- _INPUT RECORDS_:
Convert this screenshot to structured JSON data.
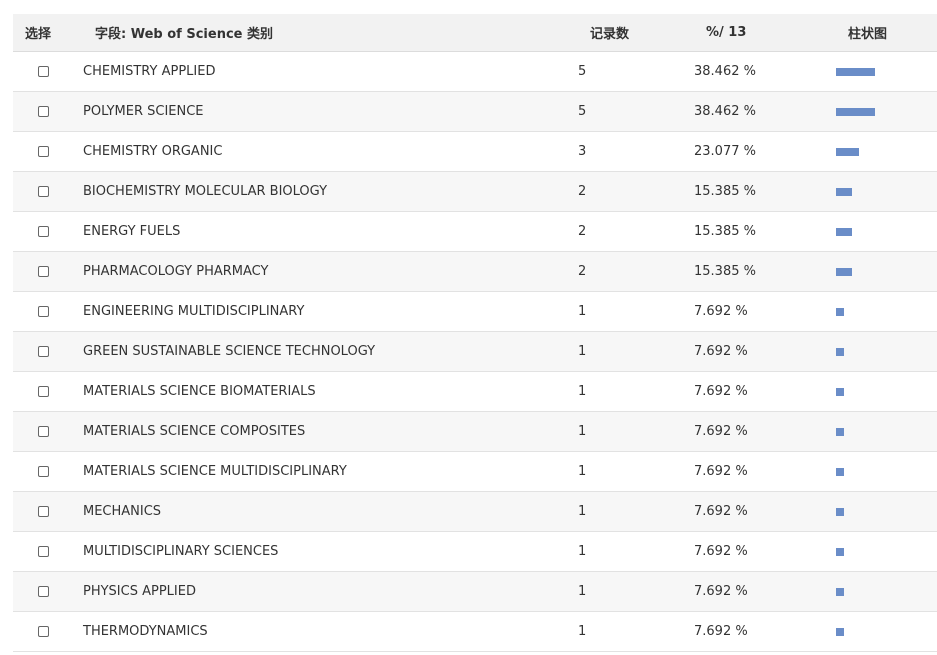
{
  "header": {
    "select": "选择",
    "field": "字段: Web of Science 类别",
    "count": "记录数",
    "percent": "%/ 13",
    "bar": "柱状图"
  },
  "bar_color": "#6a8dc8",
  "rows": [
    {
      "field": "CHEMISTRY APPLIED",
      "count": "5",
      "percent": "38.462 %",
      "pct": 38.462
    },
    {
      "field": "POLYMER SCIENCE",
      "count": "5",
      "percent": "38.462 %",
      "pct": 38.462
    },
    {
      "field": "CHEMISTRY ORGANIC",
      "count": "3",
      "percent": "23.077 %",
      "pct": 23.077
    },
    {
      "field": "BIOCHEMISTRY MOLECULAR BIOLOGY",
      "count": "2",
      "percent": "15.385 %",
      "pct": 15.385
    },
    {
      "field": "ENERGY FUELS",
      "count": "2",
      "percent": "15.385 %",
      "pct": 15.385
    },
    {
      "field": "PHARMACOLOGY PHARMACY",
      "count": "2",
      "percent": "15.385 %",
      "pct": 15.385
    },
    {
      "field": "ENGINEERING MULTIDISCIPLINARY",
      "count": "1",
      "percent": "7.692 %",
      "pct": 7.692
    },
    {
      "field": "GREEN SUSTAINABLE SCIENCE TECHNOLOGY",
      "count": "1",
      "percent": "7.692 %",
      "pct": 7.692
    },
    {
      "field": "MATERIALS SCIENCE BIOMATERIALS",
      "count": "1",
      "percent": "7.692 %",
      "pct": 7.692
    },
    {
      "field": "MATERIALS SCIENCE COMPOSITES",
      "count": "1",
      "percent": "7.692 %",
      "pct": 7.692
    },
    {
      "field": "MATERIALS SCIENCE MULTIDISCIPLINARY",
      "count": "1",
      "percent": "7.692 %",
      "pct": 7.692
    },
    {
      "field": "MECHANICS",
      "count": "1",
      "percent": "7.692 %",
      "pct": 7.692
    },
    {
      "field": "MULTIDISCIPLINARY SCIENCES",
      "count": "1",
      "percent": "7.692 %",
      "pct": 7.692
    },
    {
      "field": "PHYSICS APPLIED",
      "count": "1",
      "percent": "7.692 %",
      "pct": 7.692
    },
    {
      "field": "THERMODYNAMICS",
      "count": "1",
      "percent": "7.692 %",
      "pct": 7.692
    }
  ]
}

- _INSTRUCTIONS TO FOLLOW_: Gather and copy every line of the data in which the string "MATERIALS" is found.

- _OUTPUT FOR THIS TASK_:
      "field": "MATERIALS SCIENCE BIOMATERIALS",
      "field": "MATERIALS SCIENCE COMPOSITES",
      "field": "MATERIALS SCIENCE MULTIDISCIPLINARY",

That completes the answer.